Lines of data
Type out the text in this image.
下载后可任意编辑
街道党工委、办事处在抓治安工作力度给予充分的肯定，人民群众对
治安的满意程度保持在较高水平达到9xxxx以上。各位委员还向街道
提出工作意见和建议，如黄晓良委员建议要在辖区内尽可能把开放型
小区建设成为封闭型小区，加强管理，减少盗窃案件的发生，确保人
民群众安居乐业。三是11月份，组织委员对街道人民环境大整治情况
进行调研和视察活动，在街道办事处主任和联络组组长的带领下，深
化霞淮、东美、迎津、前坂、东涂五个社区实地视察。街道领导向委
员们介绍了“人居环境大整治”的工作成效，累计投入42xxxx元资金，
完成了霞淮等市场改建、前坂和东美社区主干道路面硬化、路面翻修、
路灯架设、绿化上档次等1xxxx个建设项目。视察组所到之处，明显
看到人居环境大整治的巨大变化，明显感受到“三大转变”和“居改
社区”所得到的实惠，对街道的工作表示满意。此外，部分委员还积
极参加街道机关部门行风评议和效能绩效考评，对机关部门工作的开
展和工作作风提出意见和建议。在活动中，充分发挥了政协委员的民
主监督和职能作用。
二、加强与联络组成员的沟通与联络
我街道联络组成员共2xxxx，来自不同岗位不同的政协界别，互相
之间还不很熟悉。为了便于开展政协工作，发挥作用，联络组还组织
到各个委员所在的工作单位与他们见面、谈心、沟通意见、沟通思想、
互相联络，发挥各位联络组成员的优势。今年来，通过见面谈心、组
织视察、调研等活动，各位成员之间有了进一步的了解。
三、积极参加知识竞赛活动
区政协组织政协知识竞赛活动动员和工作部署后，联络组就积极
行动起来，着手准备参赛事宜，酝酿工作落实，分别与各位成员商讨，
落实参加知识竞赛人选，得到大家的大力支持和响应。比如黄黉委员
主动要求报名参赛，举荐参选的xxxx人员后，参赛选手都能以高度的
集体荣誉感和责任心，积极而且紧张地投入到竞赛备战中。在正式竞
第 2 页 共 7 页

• **Set problem**: Transcribe every line of the data, exactly as it stands.

• **Task result**:
Type out the text in this image.
下载后可任意编辑
街道党工委、办事处在抓治安工作力度给予充分的肯定，人民群众对
治安的满意程度保持在较高水平达到9xxxx以上。各位委员还向街道
提出工作意见和建议，如黄晓良委员建议要在辖区内尽可能把开放型
小区建设成为封闭型小区，加强管理，减少盗窃案件的发生，确保人
民群众安居乐业。三是11月份，组织委员对街道人民环境大整治情况
进行调研和视察活动，在街道办事处主任和联络组组长的带领下，深
化霞淮、东美、迎津、前坂、东涂五个社区实地视察。街道领导向委
员们介绍了“人居环境大整治”的工作成效，累计投入42xxxx元资金，
完成了霞淮等市场改建、前坂和东美社区主干道路面硬化、路面翻修、
路灯架设、绿化上档次等1xxxx个建设项目。视察组所到之处，明显
看到人居环境大整治的巨大变化，明显感受到“三大转变”和“居改
社区”所得到的实惠，对街道的工作表示满意。此外，部分委员还积
极参加街道机关部门行风评议和效能绩效考评，对机关部门工作的开
展和工作作风提出意见和建议。在活动中，充分发挥了政协委员的民
主监督和职能作用。
二、加强与联络组成员的沟通与联络
我街道联络组成员共2xxxx，来自不同岗位不同的政协界别，互相
之间还不很熟悉。为了便于开展政协工作，发挥作用，联络组还组织
到各个委员所在的工作单位与他们见面、谈心、沟通意见、沟通思想、
互相联络，发挥各位联络组成员的优势。今年来，通过见面谈心、组
织视察、调研等活动，各位成员之间有了进一步的了解。
三、积极参加知识竞赛活动
区政协组织政协知识竞赛活动动员和工作部署后，联络组就积极
行动起来，着手准备参赛事宜，酝酿工作落实，分别与各位成员商讨，
落实参加知识竞赛人选，得到大家的大力支持和响应。比如黄黉委员
主动要求报名参赛，举荐参选的xxxx人员后，参赛选手都能以高度的
集体荣誉感和责任心，积极而且紧张地投入到竞赛备战中。在正式竞
第 2 页 共 7 页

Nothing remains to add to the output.